DIRECTIONS: For this exercise, repeat all of the material verbatim apart from its images.

↓

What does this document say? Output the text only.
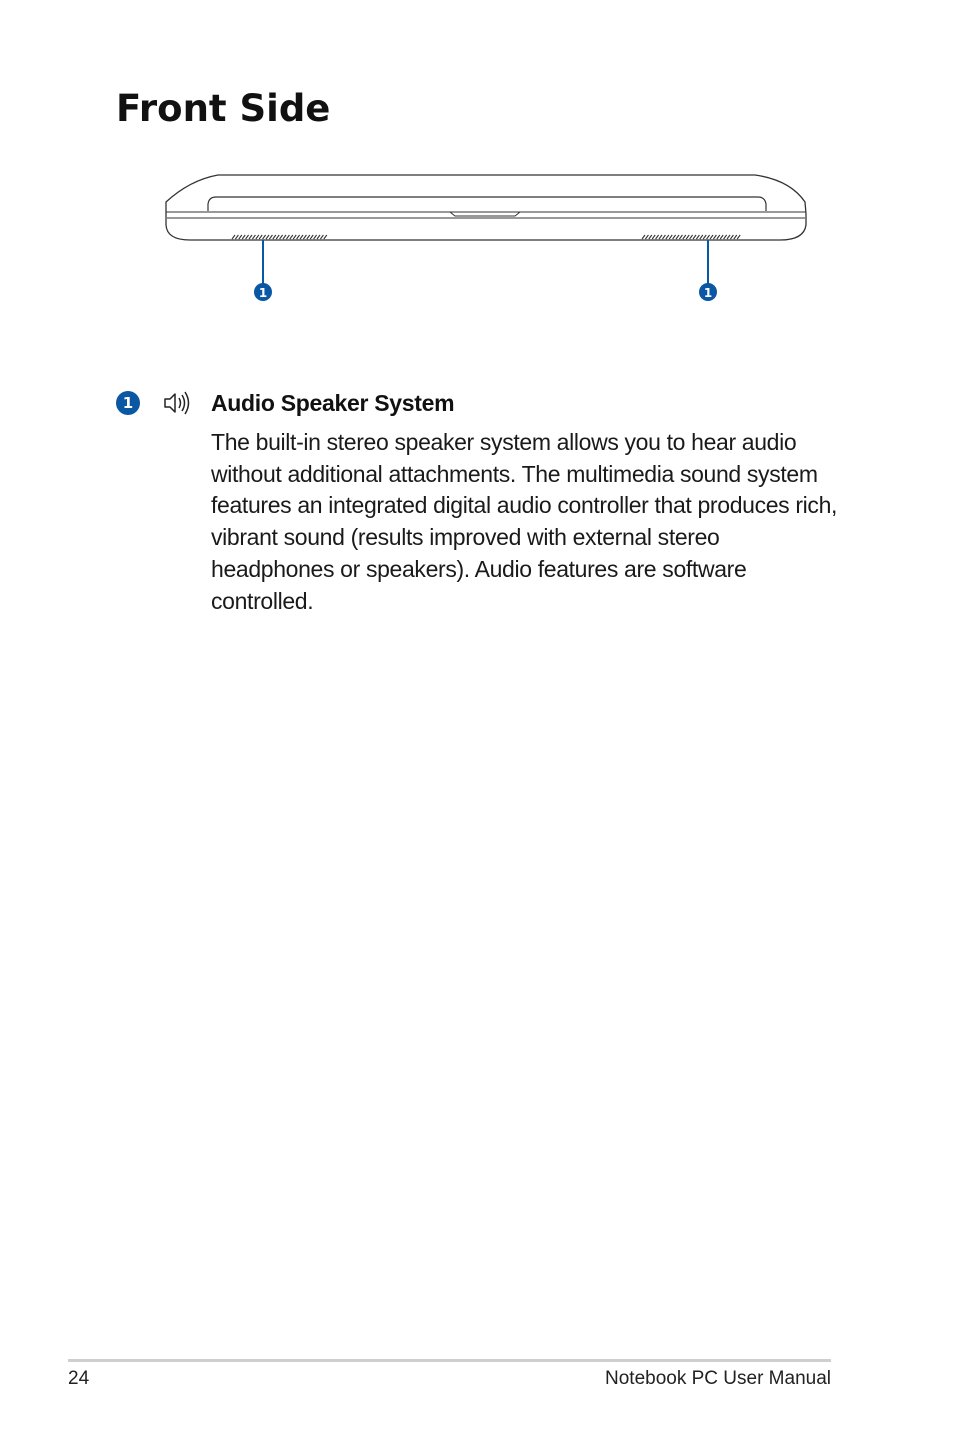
Front Side
1	1
1	Audio Speaker System

The built-in stereo speaker system allows you to hear audio without additional attachments. The multimedia sound system features an integrated digital audio controller that produces rich, vibrant sound (results improved with external stereo headphones or speakers). Audio features are software controlled.

24	Notebook PC User Manual
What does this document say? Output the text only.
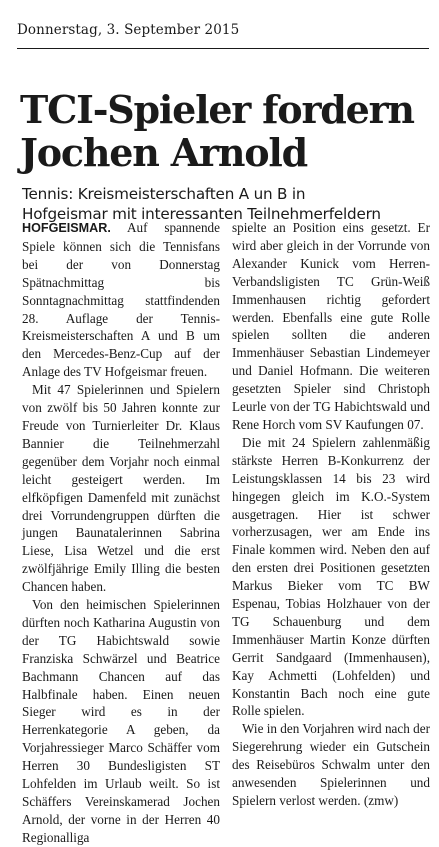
Donnerstag, 3. September 2015
TCI-Spieler fordern
Jochen Arnold
Tennis: Kreismeisterschaften A un B in
Hofgeismar mit interessanten Teilnehmerfeldern

HOFGEISMAR. Auf spannende Spiele können sich die Tennisfans bei der von Donnerstag Spätnachmittag bis Sonntagnachmittag stattfindenden 28. Auflage der Tennis-Kreismeisterschaften A und B um den Mercedes-Benz-Cup auf der Anlage des TV Hofgeismar freuen.

Mit 47 Spielerinnen und Spielern von zwölf bis 50 Jahren konnte zur Freude von Turnierleiter Dr. Klaus Bannier die Teilnehmerzahl gegenüber dem Vorjahr noch einmal leicht gesteigert werden. Im elfköpfigen Damenfeld mit zunächst drei Vorrundengruppen dürften die jungen Baunatalerinnen Sabrina Liese, Lisa Wetzel und die erst zwölfjährige Emily Illing die besten Chancen haben.

Von den heimischen Spielerinnen dürften noch Katharina Augustin von der TG Habichtswald sowie Franziska Schwärzel und Beatrice Bachmann Chancen auf das Halbfinale haben. Einen neuen Sieger wird es in der Herrenkategorie A geben, da Vorjahressieger Marco Schäffer vom Herren 30 Bundesligisten ST Lohfelden im Urlaub weilt. So ist Schäffers Vereinskamerad Jochen Arnold, der vorne in der Herren 40 Regionalliga

spielte an Position eins gesetzt. Er wird aber gleich in der Vorrunde von Alexander Kunick vom Herren-Verbandsligisten TC Grün-Weiß Immenhausen richtig gefordert werden. Ebenfalls eine gute Rolle spielen sollten die anderen Immenhäuser Sebastian Lindemeyer und Daniel Hofmann. Die weiteren gesetzten Spieler sind Christoph Leurle von der TG Habichtswald und Rene Horch vom SV Kaufungen 07.

Die mit 24 Spielern zahlenmäßig stärkste Herren B-Konkurrenz der Leistungsklassen 14 bis 23 wird hingegen gleich im K.O.-System ausgetragen. Hier ist schwer vorherzusagen, wer am Ende ins Finale kommen wird. Neben den auf den ersten drei Positionen gesetzten Markus Bieker vom TC BW Espenau, Tobias Holzhauer von der TG Schauenburg und dem Immenhäuser Martin Konze dürften Gerrit Sandgaard (Immenhausen), Kay Achmetti (Lohfelden) und Konstantin Bach noch eine gute Rolle spielen.

Wie in den Vorjahren wird nach der Siegerehrung wieder ein Gutschein des Reisebüros Schwalm unter den anwesenden Spielerinnen und Spielern verlost werden. (zmw)
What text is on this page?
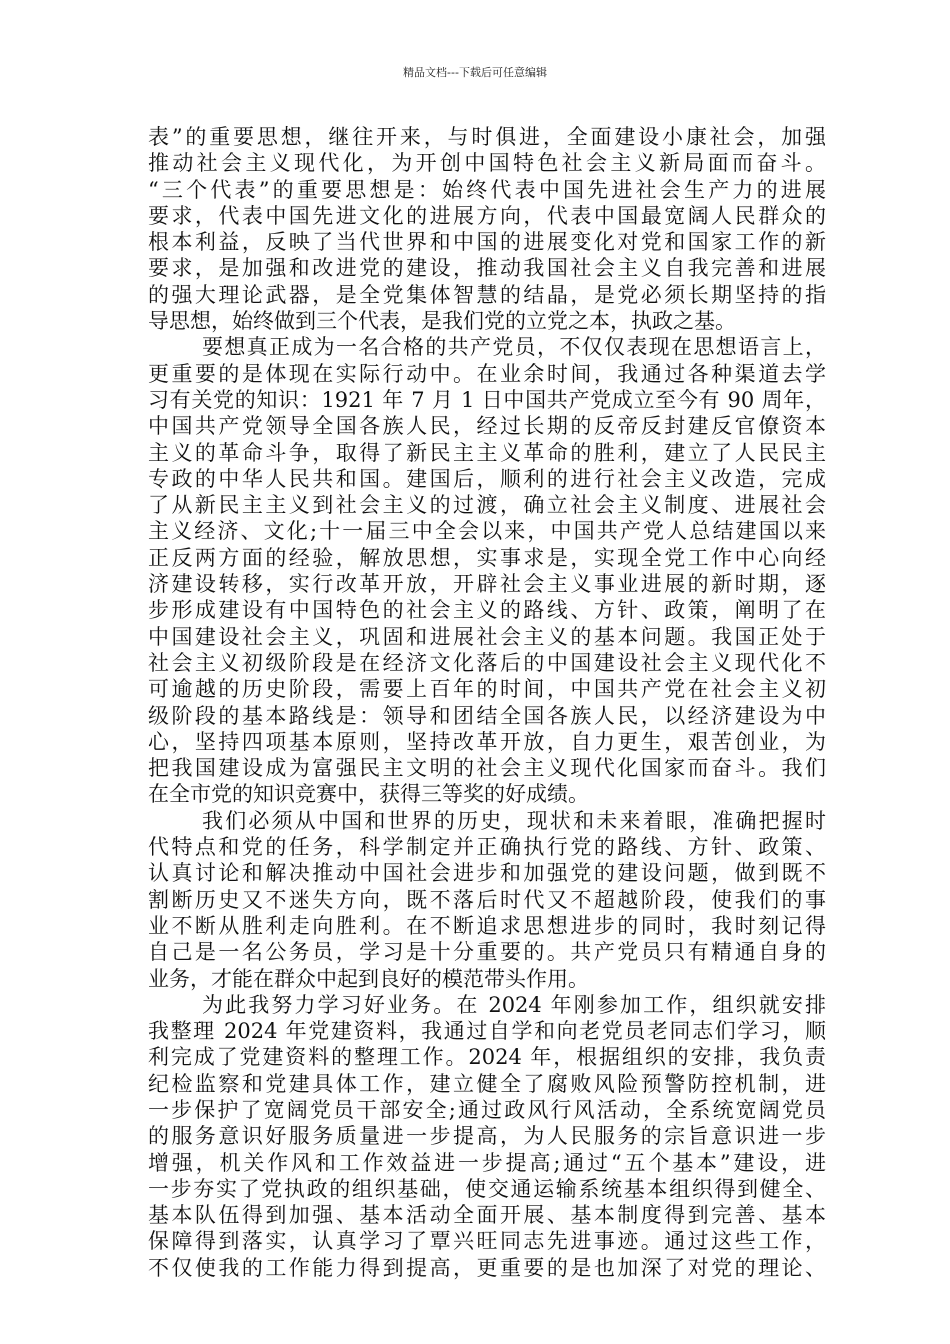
精品文档---下载后可任意编辑
表”的重要思想，继往开来，与时俱进，全面建设小康社会，加强
推动社会主义现代化，为开创中国特色社会主义新局面而奋斗。
“三个代表”的重要思想是：始终代表中国先进社会生产力的进展
要求，代表中国先进文化的进展方向，代表中国最宽阔人民群众的
根本利益，反映了当代世界和中国的进展变化对党和国家工作的新
要求，是加强和改进党的建设，推动我国社会主义自我完善和进展
的强大理论武器，是全党集体智慧的结晶，是党必须长期坚持的指
导思想，始终做到三个代表，是我们党的立党之本，执政之基。
要想真正成为一名合格的共产党员，不仅仅表现在思想语言上，
更重要的是体现在实际行动中。在业余时间，我通过各种渠道去学
习有关党的知识：1921 年 7 月 1 日中国共产党成立至今有 90 周年，
中国共产党领导全国各族人民，经过长期的反帝反封建反官僚资本
主义的革命斗争，取得了新民主主义革命的胜利，建立了人民民主
专政的中华人民共和国。建国后，顺利的进行社会主义改造，完成
了从新民主主义到社会主义的过渡，确立社会主义制度、进展社会
主义经济、文化;十一届三中全会以来，中国共产党人总结建国以来
正反两方面的经验，解放思想，实事求是，实现全党工作中心向经
济建设转移，实行改革开放，开辟社会主义事业进展的新时期，逐
步形成建设有中国特色的社会主义的路线、方针、政策，阐明了在
中国建设社会主义，巩固和进展社会主义的基本问题。我国正处于
社会主义初级阶段是在经济文化落后的中国建设社会主义现代化不
可逾越的历史阶段，需要上百年的时间，中国共产党在社会主义初
级阶段的基本路线是：领导和团结全国各族人民，以经济建设为中
心，坚持四项基本原则，坚持改革开放，自力更生，艰苦创业，为
把我国建设成为富强民主文明的社会主义现代化国家而奋斗。我们
在全市党的知识竞赛中，获得三等奖的好成绩。
我们必须从中国和世界的历史，现状和未来着眼，准确把握时
代特点和党的任务，科学制定并正确执行党的路线、方针、政策、
认真讨论和解决推动中国社会进步和加强党的建设问题，做到既不
割断历史又不迷失方向，既不落后时代又不超越阶段，使我们的事
业不断从胜利走向胜利。在不断追求思想进步的同时，我时刻记得
自己是一名公务员，学习是十分重要的。共产党员只有精通自身的
业务，才能在群众中起到良好的模范带头作用。
为此我努力学习好业务。在 2024 年刚参加工作，组织就安排
我整理 2024 年党建资料，我通过自学和向老党员老同志们学习，顺
利完成了党建资料的整理工作。2024 年，根据组织的安排，我负责
纪检监察和党建具体工作，建立健全了腐败风险预警防控机制，进
一步保护了宽阔党员干部安全;通过政风行风活动，全系统宽阔党员
的服务意识好服务质量进一步提高，为人民服务的宗旨意识进一步
增强，机关作风和工作效益进一步提高;通过“五个基本”建设，进
一步夯实了党执政的组织基础，使交通运输系统基本组织得到健全、
基本队伍得到加强、基本活动全面开展、基本制度得到完善、基本
保障得到落实，认真学习了覃兴旺同志先进事迹。通过这些工作，
不仅使我的工作能力得到提高，更重要的是也加深了对党的理论、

↑

EXPECTED OUTPUT:
What does this document say? Output the text only.
Front Side
1	1
1	Audio Speaker System

The built-in stereo speaker system allows you to hear audio without additional attachments. The multimedia sound system features an integrated digital audio controller that produces rich, vibrant sound (results improved with external stereo headphones or speakers). Audio features are software controlled.

24	Notebook PC User Manual
What does this document say? Output the text only.
Donnerstag, 3. September 2015
TCI-Spieler fordern
Jochen Arnold
Tennis: Kreismeisterschaften A un B in
Hofgeismar mit interessanten Teilnehmerfeldern

HOFGEISMAR. Auf spannende Spiele können sich die Tennisfans bei der von Donnerstag Spätnachmittag bis Sonntagnachmittag stattfindenden 28. Auflage der Tennis-Kreismeisterschaften A und B um den Mercedes-Benz-Cup auf der Anlage des TV Hofgeismar freuen.

Mit 47 Spielerinnen und Spielern von zwölf bis 50 Jahren konnte zur Freude von Turnierleiter Dr. Klaus Bannier die Teilnehmerzahl gegenüber dem Vorjahr noch einmal leicht gesteigert werden. Im elfköpfigen Damenfeld mit zunächst drei Vorrundengruppen dürften die jungen Baunatalerinnen Sabrina Liese, Lisa Wetzel und die erst zwölfjährige Emily Illing die besten Chancen haben.

Von den heimischen Spielerinnen dürften noch Katharina Augustin von der TG Habichtswald sowie Franziska Schwärzel und Beatrice Bachmann Chancen auf das Halbfinale haben. Einen neuen Sieger wird es in der Herrenkategorie A geben, da Vorjahressieger Marco Schäffer vom Herren 30 Bundesligisten ST Lohfelden im Urlaub weilt. So ist Schäffers Vereinskamerad Jochen Arnold, der vorne in der Herren 40 Regionalliga

spielte an Position eins gesetzt. Er wird aber gleich in der Vorrunde von Alexander Kunick vom Herren-Verbandsligisten TC Grün-Weiß Immenhausen richtig gefordert werden. Ebenfalls eine gute Rolle spielen sollten die anderen Immenhäuser Sebastian Lindemeyer und Daniel Hofmann. Die weiteren gesetzten Spieler sind Christoph Leurle von der TG Habichtswald und Rene Horch vom SV Kaufungen 07.

Die mit 24 Spielern zahlenmäßig stärkste Herren B-Konkurrenz der Leistungsklassen 14 bis 23 wird hingegen gleich im K.O.-System ausgetragen. Hier ist schwer vorherzusagen, wer am Ende ins Finale kommen wird. Neben den auf den ersten drei Positionen gesetzten Markus Bieker vom TC BW Espenau, Tobias Holzhauer von der TG Schauenburg und dem Immenhäuser Martin Konze dürften Gerrit Sandgaard (Immenhausen), Kay Achmetti (Lohfelden) und Konstantin Bach noch eine gute Rolle spielen.

Wie in den Vorjahren wird nach der Siegerehrung wieder ein Gutschein des Reisebüros Schwalm unter den anwesenden Spielerinnen und Spielern verlost werden. (zmw)
What text is on this page?
精品文档---下载后可任意编辑
表”的重要思想，继往开来，与时俱进，全面建设小康社会，加强
推动社会主义现代化，为开创中国特色社会主义新局面而奋斗。
“三个代表”的重要思想是：始终代表中国先进社会生产力的进展
要求，代表中国先进文化的进展方向，代表中国最宽阔人民群众的
根本利益，反映了当代世界和中国的进展变化对党和国家工作的新
要求，是加强和改进党的建设，推动我国社会主义自我完善和进展
的强大理论武器，是全党集体智慧的结晶，是党必须长期坚持的指
导思想，始终做到三个代表，是我们党的立党之本，执政之基。
要想真正成为一名合格的共产党员，不仅仅表现在思想语言上，
更重要的是体现在实际行动中。在业余时间，我通过各种渠道去学
习有关党的知识：1921 年 7 月 1 日中国共产党成立至今有 90 周年，
中国共产党领导全国各族人民，经过长期的反帝反封建反官僚资本
主义的革命斗争，取得了新民主主义革命的胜利，建立了人民民主
专政的中华人民共和国。建国后，顺利的进行社会主义改造，完成
了从新民主主义到社会主义的过渡，确立社会主义制度、进展社会
主义经济、文化;十一届三中全会以来，中国共产党人总结建国以来
正反两方面的经验，解放思想，实事求是，实现全党工作中心向经
济建设转移，实行改革开放，开辟社会主义事业进展的新时期，逐
步形成建设有中国特色的社会主义的路线、方针、政策，阐明了在
中国建设社会主义，巩固和进展社会主义的基本问题。我国正处于
社会主义初级阶段是在经济文化落后的中国建设社会主义现代化不
可逾越的历史阶段，需要上百年的时间，中国共产党在社会主义初
级阶段的基本路线是：领导和团结全国各族人民，以经济建设为中
心，坚持四项基本原则，坚持改革开放，自力更生，艰苦创业，为
把我国建设成为富强民主文明的社会主义现代化国家而奋斗。我们
在全市党的知识竞赛中，获得三等奖的好成绩。
我们必须从中国和世界的历史，现状和未来着眼，准确把握时
代特点和党的任务，科学制定并正确执行党的路线、方针、政策、
认真讨论和解决推动中国社会进步和加强党的建设问题，做到既不
割断历史又不迷失方向，既不落后时代又不超越阶段，使我们的事
业不断从胜利走向胜利。在不断追求思想进步的同时，我时刻记得
自己是一名公务员，学习是十分重要的。共产党员只有精通自身的
业务，才能在群众中起到良好的模范带头作用。
为此我努力学习好业务。在 2024 年刚参加工作，组织就安排
我整理 2024 年党建资料，我通过自学和向老党员老同志们学习，顺
利完成了党建资料的整理工作。2024 年，根据组织的安排，我负责
纪检监察和党建具体工作，建立健全了腐败风险预警防控机制，进
一步保护了宽阔党员干部安全;通过政风行风活动，全系统宽阔党员
的服务意识好服务质量进一步提高，为人民服务的宗旨意识进一步
增强，机关作风和工作效益进一步提高;通过“五个基本”建设，进
一步夯实了党执政的组织基础，使交通运输系统基本组织得到健全、
基本队伍得到加强、基本活动全面开展、基本制度得到完善、基本
保障得到落实，认真学习了覃兴旺同志先进事迹。通过这些工作，
不仅使我的工作能力得到提高，更重要的是也加深了对党的理论、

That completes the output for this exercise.